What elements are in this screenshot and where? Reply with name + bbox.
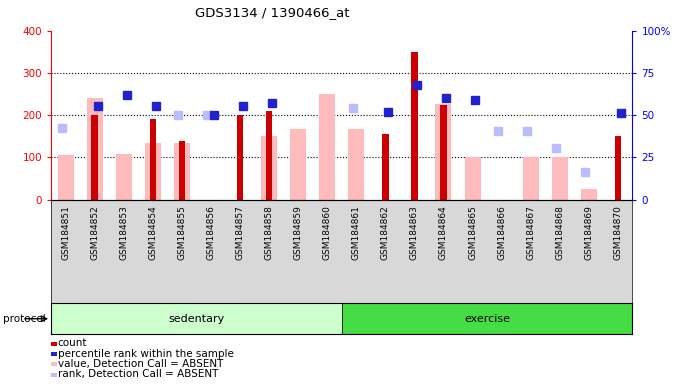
- Text: GSM184870: GSM184870: [613, 205, 622, 260]
- Text: sedentary: sedentary: [168, 314, 224, 324]
- Text: GSM184865: GSM184865: [468, 205, 477, 260]
- Text: GSM184861: GSM184861: [352, 205, 360, 260]
- Text: GSM184867: GSM184867: [526, 205, 535, 260]
- Text: GSM184855: GSM184855: [177, 205, 186, 260]
- Bar: [150, 119, 156, 200]
- Text: GSM184854: GSM184854: [148, 205, 157, 260]
- Bar: [551, 157, 568, 200]
- Text: GSM184863: GSM184863: [410, 205, 419, 260]
- Text: GSM184858: GSM184858: [265, 205, 273, 260]
- Text: GSM184851: GSM184851: [61, 205, 70, 260]
- Bar: [91, 115, 98, 200]
- Bar: [382, 134, 388, 200]
- Bar: [581, 189, 597, 200]
- Text: exercise: exercise: [464, 314, 510, 324]
- Bar: [145, 143, 160, 200]
- Text: GDS3134 / 1390466_at: GDS3134 / 1390466_at: [194, 6, 350, 19]
- Bar: [58, 156, 73, 200]
- Bar: [290, 129, 306, 200]
- Bar: [523, 157, 539, 200]
- Bar: [237, 115, 243, 200]
- Text: GSM184853: GSM184853: [119, 205, 128, 260]
- Bar: [319, 94, 335, 200]
- Text: GSM184868: GSM184868: [556, 205, 564, 260]
- Bar: [261, 136, 277, 200]
- Bar: [440, 104, 447, 200]
- Text: GSM184862: GSM184862: [381, 205, 390, 260]
- Text: GSM184857: GSM184857: [235, 205, 244, 260]
- Bar: [348, 129, 364, 200]
- Text: protocol: protocol: [3, 314, 46, 324]
- Text: percentile rank within the sample: percentile rank within the sample: [58, 349, 234, 359]
- Bar: [266, 111, 272, 200]
- Text: value, Detection Call = ABSENT: value, Detection Call = ABSENT: [58, 359, 223, 369]
- Bar: [116, 154, 132, 200]
- Bar: [341, 303, 632, 334]
- Text: GSM184866: GSM184866: [497, 205, 506, 260]
- Bar: [464, 157, 481, 200]
- Bar: [615, 136, 621, 200]
- Text: GSM184852: GSM184852: [90, 205, 99, 260]
- Bar: [51, 303, 341, 334]
- Text: GSM184864: GSM184864: [439, 205, 448, 260]
- Bar: [86, 98, 103, 200]
- Text: GSM184869: GSM184869: [584, 205, 593, 260]
- Bar: [411, 52, 418, 200]
- Bar: [174, 143, 190, 200]
- Text: count: count: [58, 338, 87, 348]
- Text: rank, Detection Call = ABSENT: rank, Detection Call = ABSENT: [58, 369, 218, 379]
- Text: GSM184856: GSM184856: [207, 205, 216, 260]
- Bar: [435, 104, 452, 200]
- Text: GSM184859: GSM184859: [294, 205, 303, 260]
- Bar: [179, 141, 185, 200]
- Text: GSM184860: GSM184860: [323, 205, 332, 260]
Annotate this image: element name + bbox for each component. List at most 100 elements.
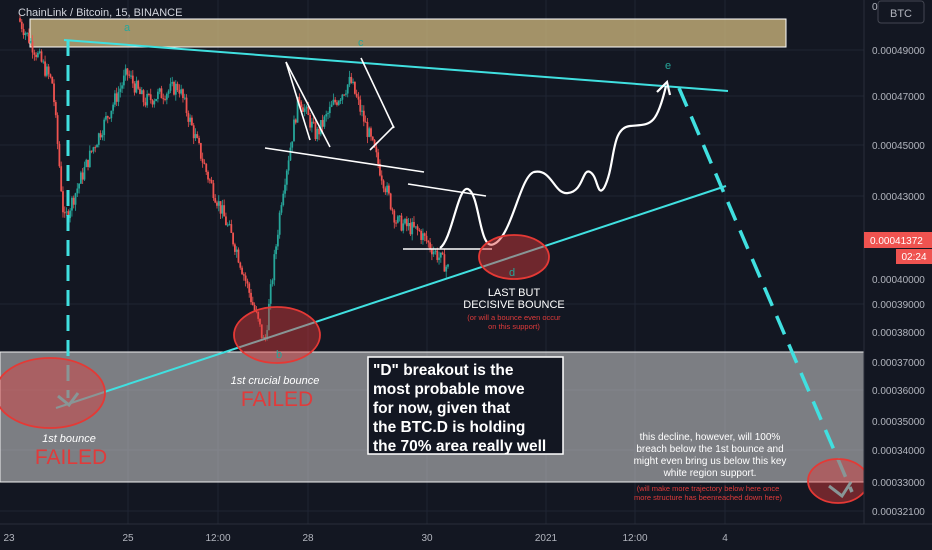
candle-body: [69, 210, 72, 219]
candle-body: [112, 104, 115, 111]
candle-body: [219, 201, 222, 214]
candle-body: [314, 122, 317, 140]
candle-body: [114, 93, 116, 105]
candle-body: [280, 205, 283, 213]
candle-body: [47, 66, 50, 75]
candle-body: [183, 97, 186, 99]
candle-body: [271, 280, 274, 285]
candle-body: [241, 267, 243, 275]
candle-body: [366, 122, 369, 137]
candle-body: [389, 193, 392, 210]
time-tick: 12:00: [205, 533, 230, 544]
candle-body: [83, 167, 86, 180]
last-bounce-note1: (or will a bounce even occur: [467, 313, 561, 322]
candle-body: [24, 33, 27, 36]
candle-body: [230, 224, 233, 233]
candle-body: [278, 212, 281, 235]
candle-body: [345, 93, 347, 95]
time-tick: 25: [122, 533, 134, 544]
candle-body: [388, 185, 390, 194]
candle-body: [103, 119, 106, 136]
candle-body: [447, 264, 449, 267]
candle-body: [44, 61, 46, 76]
candle-body: [185, 97, 188, 113]
candle-body: [76, 188, 79, 194]
candle-body: [384, 188, 387, 193]
price-tick: 0.00034000: [872, 446, 925, 457]
candle-body: [146, 93, 149, 106]
candle-body: [396, 216, 399, 223]
decline-note-text: (will make more trajectory below here on…: [634, 484, 783, 502]
candle-body: [67, 211, 70, 219]
candle-body: [404, 218, 406, 224]
candle-body: [377, 152, 380, 164]
candle-body: [225, 216, 227, 226]
candle-body: [348, 76, 351, 85]
candle-body: [296, 96, 299, 123]
candle-body: [22, 29, 25, 36]
countdown-label: 02:24: [901, 252, 926, 263]
candle-body: [364, 121, 367, 123]
candle-body: [434, 250, 437, 252]
price-tick: 0.00038000: [872, 328, 925, 339]
candle-body: [398, 215, 401, 217]
candle-body: [117, 91, 120, 102]
candle-body: [346, 84, 349, 94]
candle-body: [187, 112, 190, 122]
price-tick: 0.00036000: [872, 386, 925, 397]
candle-body: [411, 221, 414, 235]
candle-body: [106, 116, 109, 118]
candle-body: [74, 193, 77, 205]
time-axis: [0, 524, 932, 550]
candle-body: [35, 54, 38, 58]
candle-body: [151, 100, 154, 105]
price-tick: 0.00047000: [872, 92, 925, 103]
candle-body: [130, 75, 132, 77]
candle-body: [413, 221, 415, 227]
candle-body: [393, 210, 396, 223]
candle-body: [221, 205, 224, 214]
candle-body: [407, 222, 410, 227]
candle-body: [427, 241, 430, 243]
candle-body: [251, 302, 254, 305]
candle-body: [169, 83, 172, 91]
breakout-box-line: the BTC.D is holding: [373, 419, 525, 436]
price-tick: 0.00049000: [872, 46, 925, 57]
candle-body: [436, 250, 439, 260]
candle-body: [171, 81, 174, 84]
breakout-box-line: most probable move: [373, 381, 525, 398]
current-price-tag: 0.00041372 02:24: [864, 232, 932, 264]
candle-body: [262, 336, 265, 338]
candle-body: [191, 117, 193, 126]
candle-body: [260, 324, 263, 338]
candle-body: [115, 93, 118, 102]
candle-body: [31, 41, 34, 53]
candle-body: [332, 99, 335, 105]
candle-body: [275, 246, 277, 255]
candle-body: [293, 119, 295, 142]
candle-body: [180, 89, 183, 94]
candle-body: [72, 197, 75, 205]
candle-body: [105, 116, 107, 120]
candle-body: [336, 102, 338, 105]
candle-body: [137, 80, 140, 89]
currency-badge[interactable]: BTC: [877, 0, 925, 24]
candle-body: [357, 96, 360, 100]
candle-body: [250, 292, 252, 303]
bounce1-arrowhead: [57, 392, 80, 408]
candle-body: [101, 135, 104, 138]
candle-body: [28, 32, 30, 43]
time-tick: 4: [722, 533, 728, 544]
candle-body: [201, 158, 204, 163]
candle-body: [196, 134, 199, 138]
candle-body: [208, 179, 211, 181]
candle-body: [131, 75, 134, 84]
candle-body: [239, 262, 242, 268]
decline-note-line: (will make more trajectory below here on…: [637, 484, 780, 493]
candle-body: [353, 81, 356, 94]
candle-body: [92, 147, 95, 152]
candle-body: [430, 248, 433, 255]
lower-trendline: [55, 185, 727, 409]
candle-body: [45, 66, 48, 76]
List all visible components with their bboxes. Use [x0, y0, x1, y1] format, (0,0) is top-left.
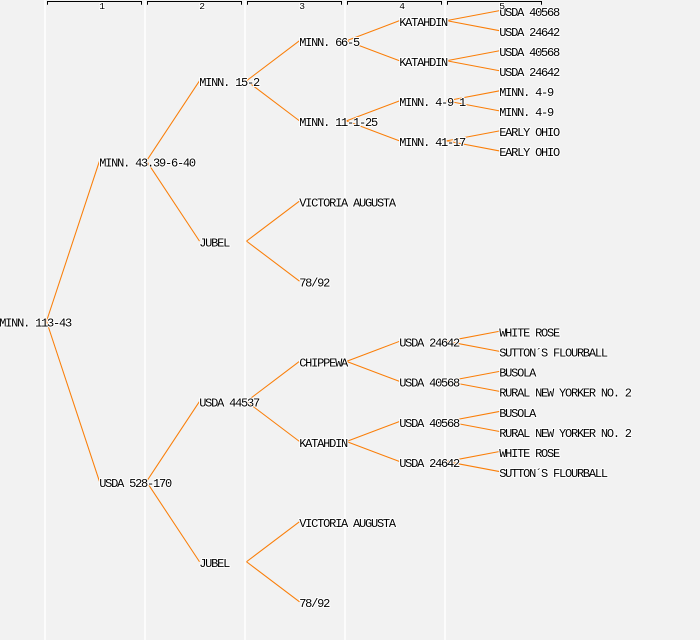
==============================
— Exercise directions —
Convert every line of the material into a JSON list of strings, one string per line, skipping blank lines and leaving out the pictures.

— Answer to this problem —
[
  "What elements are in this screenshot and where? Reply with name + bbox.",
  "- Text: GSM184870: GSM184870: [613, 205, 622, 260]",
  "- Text: sedentary: sedentary: [168, 314, 224, 324]",
  "- Text: GSM184865: GSM184865: [468, 205, 477, 260]",
  "- Text: GSM184861: GSM184861: [352, 205, 360, 260]",
  "- Text: GSM184867: GSM184867: [526, 205, 535, 260]",
  "- Text: GSM184855: GSM184855: [177, 205, 186, 260]",
  "- Bar: [150, 119, 156, 200]",
  "- Text: GSM184854: GSM184854: [148, 205, 157, 260]",
  "- Bar: [551, 157, 568, 200]",
  "- Text: GSM184863: GSM184863: [410, 205, 419, 260]",
  "- Text: GSM184858: GSM184858: [265, 205, 273, 260]",
  "- Text: GSM184851: GSM184851: [61, 205, 70, 260]",
  "- Bar: [91, 115, 98, 200]",
  "- Bar: [382, 134, 388, 200]",
  "- Bar: [581, 189, 597, 200]",
  "- Text: exercise: exercise: [464, 314, 510, 324]",
  "- Bar: [145, 143, 160, 200]",
  "- Text: GDS3134 / 1390466_at: GDS3134 / 1390466_at: [194, 6, 350, 19]",
  "- Bar: [58, 156, 73, 200]",
  "- Bar: [290, 129, 306, 200]",
  "- Bar: [523, 157, 539, 200]",
  "- Bar: [237, 115, 243, 200]",
  "- Text: GSM184853: GSM184853: [119, 205, 128, 260]",
  "- Bar: [319, 94, 335, 200]",
  "- Text: GSM184868: GSM184868: [556, 205, 564, 260]",
  "- Bar: [261, 136, 277, 200]",
  "- Bar: [440, 104, 447, 200]",
  "- Text: GSM184862: GSM184862: [381, 205, 390, 260]",
  "- Text: GSM184857: GSM184857: [235, 205, 244, 260]",
  "- Bar: [348, 129, 364, 200]",
  "- Text: protocol: protocol: [3, 314, 46, 324]",
  "- Text: percentile rank within the sample: percentile rank within the sample: [58, 349, 234, 359]",
  "- Bar: [266, 111, 272, 200]",
  "- Text: value, Detection Call = ABSENT: value, Detection Call = ABSENT: [58, 359, 223, 369]",
  "- Bar: [116, 154, 132, 200]",
  "- Bar: [341, 303, 632, 334]",
  "- Text: GSM184866: GSM184866: [497, 205, 506, 260]",
  "- Bar: [464, 157, 481, 200]",
  "- Bar: [615, 136, 621, 200]",
  "- Text: GSM184852: GSM184852: [90, 205, 99, 260]",
  "- Bar: [51, 303, 341, 334]",
  "- Text: GSM184864: GSM184864: [439, 205, 448, 260]",
  "- Bar: [86, 98, 103, 200]",
  "- Text: GSM184869: GSM184869: [584, 205, 593, 260]",
  "- Bar: [411, 52, 418, 200]",
  "- Bar: [174, 143, 190, 200]",
  "- Text: count: count: [58, 338, 87, 348]",
  "- Text: rank, Detection Call = ABSENT: rank, Detection Call = ABSENT: [58, 369, 218, 379]",
  "- Text: GSM184856: GSM184856: [207, 205, 216, 260]",
  "- Bar: [435, 104, 452, 200]",
  "- Text: GSM184859: GSM184859: [294, 205, 303, 260]",
  "- Bar: [179, 141, 185, 200]",
  "- Text: GSM184860: GSM184860: [323, 205, 332, 260]",
  "Annotate this image: element name + bbox for each component. List at most 100 elements.",
  "candle-body: [69, 210, 72, 219]",
  "candle-body: [112, 104, 115, 111]",
  "candle-body: [219, 201, 222, 214]",
  "candle-body: [314, 122, 317, 140]",
  "candle-body: [114, 93, 116, 105]",
  "candle-body: [280, 205, 283, 213]",
  "candle-body: [47, 66, 50, 75]",
  "candle-body: [183, 97, 186, 99]",
  "candle-body: [271, 280, 274, 285]",
  "candle-body: [241, 267, 243, 275]",
  "candle-body: [366, 122, 369, 137]",
  "candle-body: [389, 193, 392, 210]",
  "time-tick: 12:00: [205, 533, 230, 544]",
  "candle-body: [83, 167, 86, 180]",
  "last-bounce-note1: (or will a bounce even occur: [467, 313, 561, 322]",
  "candle-body: [24, 33, 27, 36]",
  "candle-body: [230, 224, 233, 233]",
  "candle-body: [278, 212, 281, 235]",
  "candle-body: [345, 93, 347, 95]",
  "time-tick: 25: [122, 533, 134, 544]",
  "candle-body: [388, 185, 390, 194]",
  "candle-body: [103, 119, 106, 136]",
  "candle-body: [447, 264, 449, 267]",
  "candle-body: [44, 61, 46, 76]",
  "candle-body: [185, 97, 188, 113]",
  "candle-body: [76, 188, 79, 194]",
  "candle-body: [384, 188, 387, 193]",
  "price-tick: 0.00034000: [872, 446, 925, 457]",
  "candle-body: [146, 93, 149, 106]",
  "candle-body: [396, 216, 399, 223]",
  "decline-note-text: (will make more trajectory below here on…: [634, 484, 783, 502]",
  "candle-body: [67, 211, 70, 219]",
  "candle-body: [404, 218, 406, 224]",
  "candle-body: [377, 152, 380, 164]",
  "candle-body: [225, 216, 227, 226]",
  "candle-body: [348, 76, 351, 85]",
  "candle-body: [296, 96, 299, 123]",
  "candle-body: [22, 29, 25, 36]",
  "countdown-label: 02:24: [901, 252, 926, 263]",
  "candle-body: [364, 121, 367, 123]",
  "candle-body: [434, 250, 437, 252]",
  "price-tick: 0.00038000: [872, 328, 925, 339]",
  "candle-body: [398, 215, 401, 217]",
  "candle-body: [117, 91, 120, 102]",
  "candle-body: [346, 84, 349, 94]",
  "candle-body: [187, 112, 190, 122]",
  "price-tick: 0.00036000: [872, 386, 925, 397]",
  "candle-body: [411, 221, 414, 235]",
  "candle-body: [106, 116, 109, 118]",
  "candle-body: [74, 193, 77, 205]",
  "time-axis: [0, 524, 932, 550]",
  "candle-body: [35, 54, 38, 58]",
  "candle-body: [151, 100, 154, 105]",
  "price-tick: 0.00047000: [872, 92, 925, 103]",
  "candle-body: [130, 75, 132, 77]",
  "candle-body: [413, 221, 415, 227]",
  "candle-body: [393, 210, 396, 223]",
  "candle-body: [221, 205, 224, 214]",
  "candle-body: [407, 222, 410, 227]",
  "candle-body: [427, 241, 430, 243]",
  "candle-body: [251, 302, 254, 305]",
  "candle-body: [169, 83, 172, 91]",
  "breakout-box-line: the BTC.D is holding: [373, 419, 525, 436]",
  "price-tick: 0.00049000: [872, 46, 925, 57]",
  "candle-body: [436, 250, 439, 260]",
  "candle-body: [171, 81, 174, 84]",
  "breakout-box-line: most probable move: [373, 381, 525, 398]",
  "current-price-tag: 0.00041372 02:24: [864, 232, 932, 264]",
  "candle-body: [262, 336, 265, 338]",
  "candle-body: [191, 117, 193, 126]",
  "candle-body: [260, 324, 263, 338]",
  "candle-body: [115, 93, 118, 102]",
  "candle-body: [31, 41, 34, 53]",
  "candle-body: [332, 99, 335, 105]",
  "candle-body: [275, 246, 277, 255]",
  "candle-body: [293, 119, 295, 142]",
  "candle-body: [180, 89, 183, 94]",
  "candle-body: [72, 197, 75, 205]",
  "candle-body: [105, 116, 107, 120]",
  "candle-body: [336, 102, 338, 105]",
  "candle-body: [137, 80, 140, 89]",
  "currency-badge[interactable]: BTC: [877, 0, 925, 24]",
  "candle-body: [357, 96, 360, 100]",
  "candle-body: [250, 292, 252, 303]",
  "bounce1-arrowhead: [57, 392, 80, 408]",
  "candle-body: [101, 135, 104, 138]",
  "candle-body: [28, 32, 30, 43]",
  "time-tick: 4: [722, 533, 728, 544]",
  "candle-body: [201, 158, 204, 163]",
  "candle-body: [196, 134, 199, 138]",
  "candle-body: [208, 179, 211, 181]",
  "candle-body: [131, 75, 134, 84]",
  "candle-body: [239, 262, 242, 268]",
  "decline-note-line: (will make more trajectory below here on…: [637, 484, 780, 493]",
  "candle-body: [353, 81, 356, 94]",
  "candle-body: [92, 147, 95, 152]",
  "candle-body: [430, 248, 433, 255]",
  "lower-trendline: [55, 185, 727, 409]",
  "candle-body: [45, 66, 48, 76]",
  "List all visible components with their bboxes. Use [x0, y0, x1, y1] format, (0,0) is top-left."
]